*** Begin section ***

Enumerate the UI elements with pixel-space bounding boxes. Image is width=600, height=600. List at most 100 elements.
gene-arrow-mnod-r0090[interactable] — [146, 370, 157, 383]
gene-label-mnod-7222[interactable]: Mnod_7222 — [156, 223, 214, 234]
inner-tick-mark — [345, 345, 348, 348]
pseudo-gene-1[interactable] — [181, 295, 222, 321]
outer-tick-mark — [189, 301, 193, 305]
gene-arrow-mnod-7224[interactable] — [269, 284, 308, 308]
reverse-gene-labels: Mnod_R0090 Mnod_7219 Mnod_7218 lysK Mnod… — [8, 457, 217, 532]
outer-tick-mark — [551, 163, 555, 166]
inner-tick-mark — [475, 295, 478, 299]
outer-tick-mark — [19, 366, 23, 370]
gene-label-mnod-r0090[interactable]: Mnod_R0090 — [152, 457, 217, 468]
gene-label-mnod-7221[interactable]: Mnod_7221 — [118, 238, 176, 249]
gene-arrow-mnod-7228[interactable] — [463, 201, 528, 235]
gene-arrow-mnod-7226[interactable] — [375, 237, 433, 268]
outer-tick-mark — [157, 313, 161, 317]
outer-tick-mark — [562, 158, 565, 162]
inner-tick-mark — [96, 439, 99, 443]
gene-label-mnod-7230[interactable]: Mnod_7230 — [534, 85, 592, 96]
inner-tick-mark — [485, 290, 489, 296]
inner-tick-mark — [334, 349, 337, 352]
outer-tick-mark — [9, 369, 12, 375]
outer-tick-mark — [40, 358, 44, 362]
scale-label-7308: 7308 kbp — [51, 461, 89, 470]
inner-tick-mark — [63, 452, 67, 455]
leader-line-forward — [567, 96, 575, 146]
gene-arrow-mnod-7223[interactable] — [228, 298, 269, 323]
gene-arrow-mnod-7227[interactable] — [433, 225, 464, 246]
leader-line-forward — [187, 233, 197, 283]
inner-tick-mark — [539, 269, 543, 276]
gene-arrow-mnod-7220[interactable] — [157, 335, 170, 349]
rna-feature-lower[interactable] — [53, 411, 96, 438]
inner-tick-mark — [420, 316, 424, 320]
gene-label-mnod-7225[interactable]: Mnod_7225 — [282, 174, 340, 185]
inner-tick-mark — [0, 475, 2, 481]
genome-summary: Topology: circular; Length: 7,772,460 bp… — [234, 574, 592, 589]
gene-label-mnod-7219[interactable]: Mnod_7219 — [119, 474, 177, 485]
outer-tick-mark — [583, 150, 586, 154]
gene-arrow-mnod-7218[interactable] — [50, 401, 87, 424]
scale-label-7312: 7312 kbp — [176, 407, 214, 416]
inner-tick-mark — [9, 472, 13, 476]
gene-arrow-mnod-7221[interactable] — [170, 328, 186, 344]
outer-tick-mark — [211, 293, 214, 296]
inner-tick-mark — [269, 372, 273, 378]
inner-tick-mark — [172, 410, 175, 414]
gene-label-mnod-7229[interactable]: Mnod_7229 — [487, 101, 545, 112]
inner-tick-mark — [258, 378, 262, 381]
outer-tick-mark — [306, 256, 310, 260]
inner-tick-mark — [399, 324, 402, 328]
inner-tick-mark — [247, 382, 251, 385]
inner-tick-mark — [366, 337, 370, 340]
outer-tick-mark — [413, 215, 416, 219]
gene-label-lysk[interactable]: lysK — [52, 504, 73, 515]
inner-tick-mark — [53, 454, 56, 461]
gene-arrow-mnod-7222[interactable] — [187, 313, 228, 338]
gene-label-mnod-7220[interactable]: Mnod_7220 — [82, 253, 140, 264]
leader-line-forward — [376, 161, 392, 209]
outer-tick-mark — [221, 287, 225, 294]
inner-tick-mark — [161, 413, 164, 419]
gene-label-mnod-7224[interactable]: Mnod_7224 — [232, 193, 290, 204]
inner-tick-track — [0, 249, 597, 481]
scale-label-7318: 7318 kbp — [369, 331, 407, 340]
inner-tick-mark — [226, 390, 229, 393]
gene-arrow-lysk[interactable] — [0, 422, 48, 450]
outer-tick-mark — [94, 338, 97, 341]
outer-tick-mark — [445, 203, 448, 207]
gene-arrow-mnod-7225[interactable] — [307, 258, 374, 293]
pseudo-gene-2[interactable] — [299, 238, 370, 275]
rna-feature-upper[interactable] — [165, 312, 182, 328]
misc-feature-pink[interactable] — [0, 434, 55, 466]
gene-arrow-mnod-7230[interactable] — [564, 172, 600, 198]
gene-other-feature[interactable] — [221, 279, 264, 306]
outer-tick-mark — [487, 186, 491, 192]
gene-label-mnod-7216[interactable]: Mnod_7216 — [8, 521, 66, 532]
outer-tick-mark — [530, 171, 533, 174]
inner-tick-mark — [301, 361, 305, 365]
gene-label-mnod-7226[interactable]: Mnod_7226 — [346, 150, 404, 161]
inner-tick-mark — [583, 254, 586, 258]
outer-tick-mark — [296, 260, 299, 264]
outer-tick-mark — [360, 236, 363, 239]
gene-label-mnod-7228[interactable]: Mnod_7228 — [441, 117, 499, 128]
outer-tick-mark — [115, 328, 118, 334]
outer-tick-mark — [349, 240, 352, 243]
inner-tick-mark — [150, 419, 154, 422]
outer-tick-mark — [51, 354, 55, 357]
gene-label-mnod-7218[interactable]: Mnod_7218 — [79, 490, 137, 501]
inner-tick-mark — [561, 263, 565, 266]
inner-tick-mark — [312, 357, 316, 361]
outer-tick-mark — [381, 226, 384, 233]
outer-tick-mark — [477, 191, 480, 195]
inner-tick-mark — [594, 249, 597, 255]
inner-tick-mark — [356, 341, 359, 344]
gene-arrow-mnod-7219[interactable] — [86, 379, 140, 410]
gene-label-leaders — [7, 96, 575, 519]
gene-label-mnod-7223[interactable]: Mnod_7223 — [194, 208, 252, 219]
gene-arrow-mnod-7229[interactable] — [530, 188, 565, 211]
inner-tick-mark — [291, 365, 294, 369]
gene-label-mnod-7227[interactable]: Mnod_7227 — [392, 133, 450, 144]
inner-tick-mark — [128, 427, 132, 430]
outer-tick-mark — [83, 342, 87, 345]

*** End section ***
*** Begin section ***

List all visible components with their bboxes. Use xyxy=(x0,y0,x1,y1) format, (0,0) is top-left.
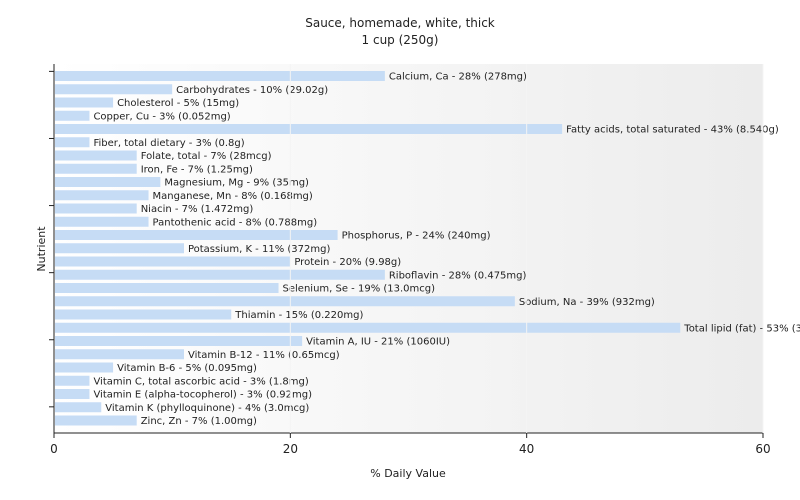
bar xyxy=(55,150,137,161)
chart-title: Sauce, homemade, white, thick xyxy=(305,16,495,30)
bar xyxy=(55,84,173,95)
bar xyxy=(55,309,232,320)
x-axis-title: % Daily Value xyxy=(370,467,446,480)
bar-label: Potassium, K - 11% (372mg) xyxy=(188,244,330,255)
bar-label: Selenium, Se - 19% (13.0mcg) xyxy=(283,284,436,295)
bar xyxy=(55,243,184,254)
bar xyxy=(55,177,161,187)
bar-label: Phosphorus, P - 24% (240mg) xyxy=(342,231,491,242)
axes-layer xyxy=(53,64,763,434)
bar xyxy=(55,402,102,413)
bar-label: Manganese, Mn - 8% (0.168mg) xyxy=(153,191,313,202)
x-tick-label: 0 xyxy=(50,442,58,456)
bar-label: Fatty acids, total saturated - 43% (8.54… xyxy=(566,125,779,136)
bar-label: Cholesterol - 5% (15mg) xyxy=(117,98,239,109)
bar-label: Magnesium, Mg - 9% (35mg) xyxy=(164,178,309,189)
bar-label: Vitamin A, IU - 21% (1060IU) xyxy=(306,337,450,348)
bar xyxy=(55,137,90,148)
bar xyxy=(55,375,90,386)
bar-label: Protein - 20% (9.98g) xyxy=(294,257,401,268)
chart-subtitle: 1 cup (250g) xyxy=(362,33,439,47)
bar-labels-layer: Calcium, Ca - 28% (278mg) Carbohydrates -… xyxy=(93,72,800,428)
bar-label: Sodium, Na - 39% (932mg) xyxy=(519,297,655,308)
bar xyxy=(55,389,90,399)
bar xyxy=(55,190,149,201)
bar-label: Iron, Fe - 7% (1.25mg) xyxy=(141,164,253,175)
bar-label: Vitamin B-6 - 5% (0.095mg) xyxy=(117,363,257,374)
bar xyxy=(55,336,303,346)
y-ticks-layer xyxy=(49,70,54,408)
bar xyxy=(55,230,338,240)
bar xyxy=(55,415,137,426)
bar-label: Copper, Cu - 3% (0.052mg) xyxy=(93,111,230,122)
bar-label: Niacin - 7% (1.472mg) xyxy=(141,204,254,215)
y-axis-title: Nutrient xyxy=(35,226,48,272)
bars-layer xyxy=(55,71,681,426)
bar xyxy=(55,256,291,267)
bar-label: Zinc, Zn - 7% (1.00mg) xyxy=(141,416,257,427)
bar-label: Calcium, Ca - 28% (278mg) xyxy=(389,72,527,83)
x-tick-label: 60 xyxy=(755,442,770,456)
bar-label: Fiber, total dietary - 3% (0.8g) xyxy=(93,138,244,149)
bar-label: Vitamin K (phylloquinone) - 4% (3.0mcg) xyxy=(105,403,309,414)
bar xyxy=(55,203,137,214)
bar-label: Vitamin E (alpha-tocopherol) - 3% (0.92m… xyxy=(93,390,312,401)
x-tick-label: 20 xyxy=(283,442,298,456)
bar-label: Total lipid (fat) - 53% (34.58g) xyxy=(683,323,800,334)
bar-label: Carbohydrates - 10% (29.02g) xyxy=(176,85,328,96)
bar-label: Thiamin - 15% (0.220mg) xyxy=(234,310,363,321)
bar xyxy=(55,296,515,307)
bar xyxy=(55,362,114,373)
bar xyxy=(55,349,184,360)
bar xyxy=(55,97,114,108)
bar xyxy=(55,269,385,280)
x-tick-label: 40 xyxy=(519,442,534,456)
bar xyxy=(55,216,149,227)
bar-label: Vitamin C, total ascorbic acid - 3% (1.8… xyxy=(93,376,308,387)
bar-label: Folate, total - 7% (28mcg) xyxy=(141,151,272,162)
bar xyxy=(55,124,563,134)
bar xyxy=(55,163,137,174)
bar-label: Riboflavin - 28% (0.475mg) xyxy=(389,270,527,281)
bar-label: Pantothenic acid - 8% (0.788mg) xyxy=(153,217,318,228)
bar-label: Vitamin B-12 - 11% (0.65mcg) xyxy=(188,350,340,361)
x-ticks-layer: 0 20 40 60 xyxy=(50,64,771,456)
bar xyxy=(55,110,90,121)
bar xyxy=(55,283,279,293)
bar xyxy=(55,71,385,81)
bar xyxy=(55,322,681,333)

*** End section ***

**What this task involves**
Return the number of lines in the records holding the string "scale", without any other words.

**Solution to the exercise**
3